* **REQUIRED WORK**
Pull every line containing "pusm" out of the material below.

* **DATA PROVIDED**
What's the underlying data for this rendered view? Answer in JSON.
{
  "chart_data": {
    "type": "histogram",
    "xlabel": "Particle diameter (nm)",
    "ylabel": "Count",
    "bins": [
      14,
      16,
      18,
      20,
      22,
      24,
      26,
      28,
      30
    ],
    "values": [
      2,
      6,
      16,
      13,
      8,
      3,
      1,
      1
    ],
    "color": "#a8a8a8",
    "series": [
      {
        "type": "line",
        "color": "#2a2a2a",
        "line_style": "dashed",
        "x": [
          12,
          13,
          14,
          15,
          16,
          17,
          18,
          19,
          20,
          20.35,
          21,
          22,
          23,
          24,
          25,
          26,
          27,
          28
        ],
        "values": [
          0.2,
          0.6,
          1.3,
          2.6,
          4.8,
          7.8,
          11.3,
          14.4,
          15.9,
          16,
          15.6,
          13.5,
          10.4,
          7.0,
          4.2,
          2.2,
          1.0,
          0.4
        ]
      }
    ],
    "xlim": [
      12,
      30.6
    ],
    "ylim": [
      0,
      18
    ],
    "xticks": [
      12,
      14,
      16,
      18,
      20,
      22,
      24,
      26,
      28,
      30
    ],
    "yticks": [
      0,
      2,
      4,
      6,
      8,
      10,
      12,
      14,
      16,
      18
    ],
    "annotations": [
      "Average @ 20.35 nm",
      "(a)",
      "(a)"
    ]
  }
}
--
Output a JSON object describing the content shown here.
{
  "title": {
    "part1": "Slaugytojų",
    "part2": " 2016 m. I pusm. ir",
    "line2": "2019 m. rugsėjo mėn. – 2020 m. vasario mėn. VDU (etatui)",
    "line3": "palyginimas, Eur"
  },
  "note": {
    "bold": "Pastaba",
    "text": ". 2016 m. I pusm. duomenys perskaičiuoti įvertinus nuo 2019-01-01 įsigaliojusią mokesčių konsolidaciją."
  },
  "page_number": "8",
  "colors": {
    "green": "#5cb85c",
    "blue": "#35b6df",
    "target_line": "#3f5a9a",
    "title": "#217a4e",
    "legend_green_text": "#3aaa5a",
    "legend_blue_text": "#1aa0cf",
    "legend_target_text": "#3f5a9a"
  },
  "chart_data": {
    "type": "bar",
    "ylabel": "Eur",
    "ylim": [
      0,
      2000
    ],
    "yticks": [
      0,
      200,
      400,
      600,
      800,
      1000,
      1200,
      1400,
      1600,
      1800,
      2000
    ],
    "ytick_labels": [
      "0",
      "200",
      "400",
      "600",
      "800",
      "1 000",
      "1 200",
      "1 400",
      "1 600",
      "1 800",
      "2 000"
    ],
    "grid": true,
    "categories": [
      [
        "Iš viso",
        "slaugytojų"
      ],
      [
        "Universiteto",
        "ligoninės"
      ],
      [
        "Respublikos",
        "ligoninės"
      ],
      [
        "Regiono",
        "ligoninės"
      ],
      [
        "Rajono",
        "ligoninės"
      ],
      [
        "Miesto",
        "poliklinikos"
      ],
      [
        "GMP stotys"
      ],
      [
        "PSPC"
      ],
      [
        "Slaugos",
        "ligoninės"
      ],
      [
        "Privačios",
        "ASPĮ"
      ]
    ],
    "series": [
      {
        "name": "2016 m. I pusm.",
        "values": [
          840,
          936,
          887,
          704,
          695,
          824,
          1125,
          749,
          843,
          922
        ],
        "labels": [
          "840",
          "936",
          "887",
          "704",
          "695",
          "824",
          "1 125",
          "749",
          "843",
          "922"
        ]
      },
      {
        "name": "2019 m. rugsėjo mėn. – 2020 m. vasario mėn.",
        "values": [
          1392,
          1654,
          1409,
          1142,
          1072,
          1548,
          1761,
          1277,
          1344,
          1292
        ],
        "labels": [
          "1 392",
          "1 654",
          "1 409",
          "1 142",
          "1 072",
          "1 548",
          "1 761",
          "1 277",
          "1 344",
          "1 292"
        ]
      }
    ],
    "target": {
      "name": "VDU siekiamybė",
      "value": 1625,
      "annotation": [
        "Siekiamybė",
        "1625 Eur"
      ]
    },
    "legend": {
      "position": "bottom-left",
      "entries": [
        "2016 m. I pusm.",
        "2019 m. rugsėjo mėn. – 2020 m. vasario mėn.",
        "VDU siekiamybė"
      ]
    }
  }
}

* **FINISHED TASK**
    "part2": " 2016 m. I pusm. ir",
    "text": ". 2016 m. I pusm. duomenys perskaičiuoti įvertinus nuo 2019-01-01 įsigaliojusią mokesčių konsolidaciją."
        "name": "2016 m. I pusm.",
        "2016 m. I pusm.",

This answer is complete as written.